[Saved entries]
========================================================================

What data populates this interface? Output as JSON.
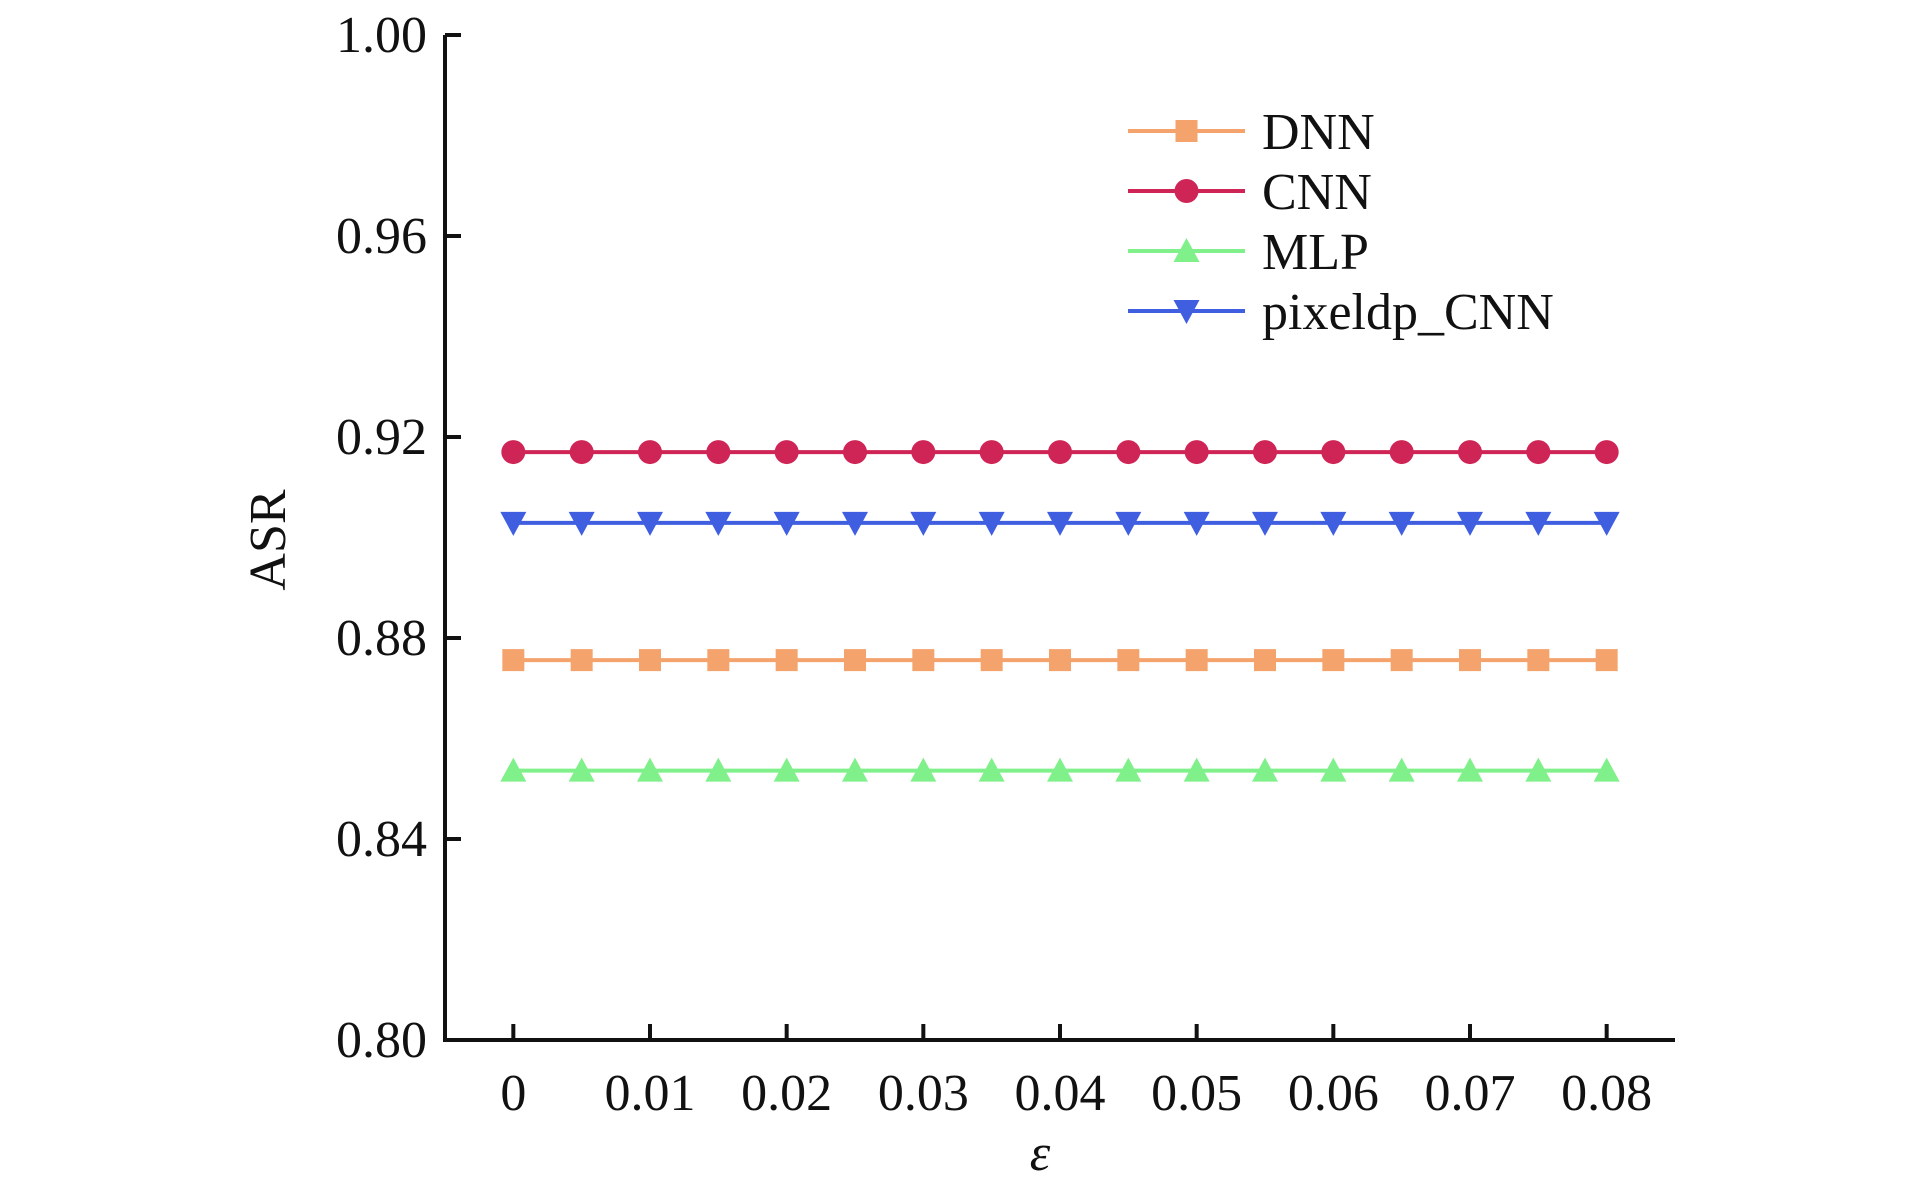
{
  "chart_data": {
    "type": "line",
    "title": "",
    "xlabel": "ε",
    "ylabel": "ASR",
    "x": [
      0,
      0.005,
      0.01,
      0.015,
      0.02,
      0.025,
      0.03,
      0.035,
      0.04,
      0.045,
      0.05,
      0.055,
      0.06,
      0.065,
      0.07,
      0.075,
      0.08
    ],
    "xticks": [
      0,
      0.01,
      0.02,
      0.03,
      0.04,
      0.05,
      0.06,
      0.07,
      0.08
    ],
    "xtick_labels": [
      "0",
      "0.01",
      "0.02",
      "0.03",
      "0.04",
      "0.05",
      "0.06",
      "0.07",
      "0.08"
    ],
    "xlim": [
      -0.005,
      0.085
    ],
    "yticks": [
      0.8,
      0.84,
      0.88,
      0.92,
      0.96,
      1.0
    ],
    "ytick_labels": [
      "0.80",
      "0.84",
      "0.88",
      "0.92",
      "0.96",
      "1.00"
    ],
    "ylim": [
      0.8,
      1.0
    ],
    "grid": false,
    "legend_position": "top-right",
    "series": [
      {
        "name": "DNN",
        "color": "#F5A36C",
        "marker": "square",
        "values": [
          0.8756,
          0.8756,
          0.8756,
          0.8756,
          0.8756,
          0.8756,
          0.8756,
          0.8756,
          0.8756,
          0.8756,
          0.8756,
          0.8756,
          0.8756,
          0.8756,
          0.8756,
          0.8756,
          0.8756
        ]
      },
      {
        "name": "CNN",
        "color": "#CF2456",
        "marker": "circle",
        "values": [
          0.917,
          0.917,
          0.917,
          0.917,
          0.917,
          0.917,
          0.917,
          0.917,
          0.917,
          0.917,
          0.917,
          0.917,
          0.917,
          0.917,
          0.917,
          0.917,
          0.917
        ]
      },
      {
        "name": "MLP",
        "color": "#7FF08A",
        "marker": "triangle-up",
        "values": [
          0.8536,
          0.8536,
          0.8536,
          0.8536,
          0.8536,
          0.8536,
          0.8536,
          0.8536,
          0.8536,
          0.8536,
          0.8536,
          0.8536,
          0.8536,
          0.8536,
          0.8536,
          0.8536,
          0.8536
        ]
      },
      {
        "name": "pixeldp_CNN",
        "color": "#3F5FE0",
        "marker": "triangle-down",
        "values": [
          0.9029,
          0.9029,
          0.9029,
          0.9029,
          0.9029,
          0.9029,
          0.9029,
          0.9029,
          0.9029,
          0.9029,
          0.9029,
          0.9029,
          0.9029,
          0.9029,
          0.9029,
          0.9029,
          0.9029
        ]
      }
    ]
  }
}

========================================================================

State the number of lines in the data that include the string "name", and add nothing else.

4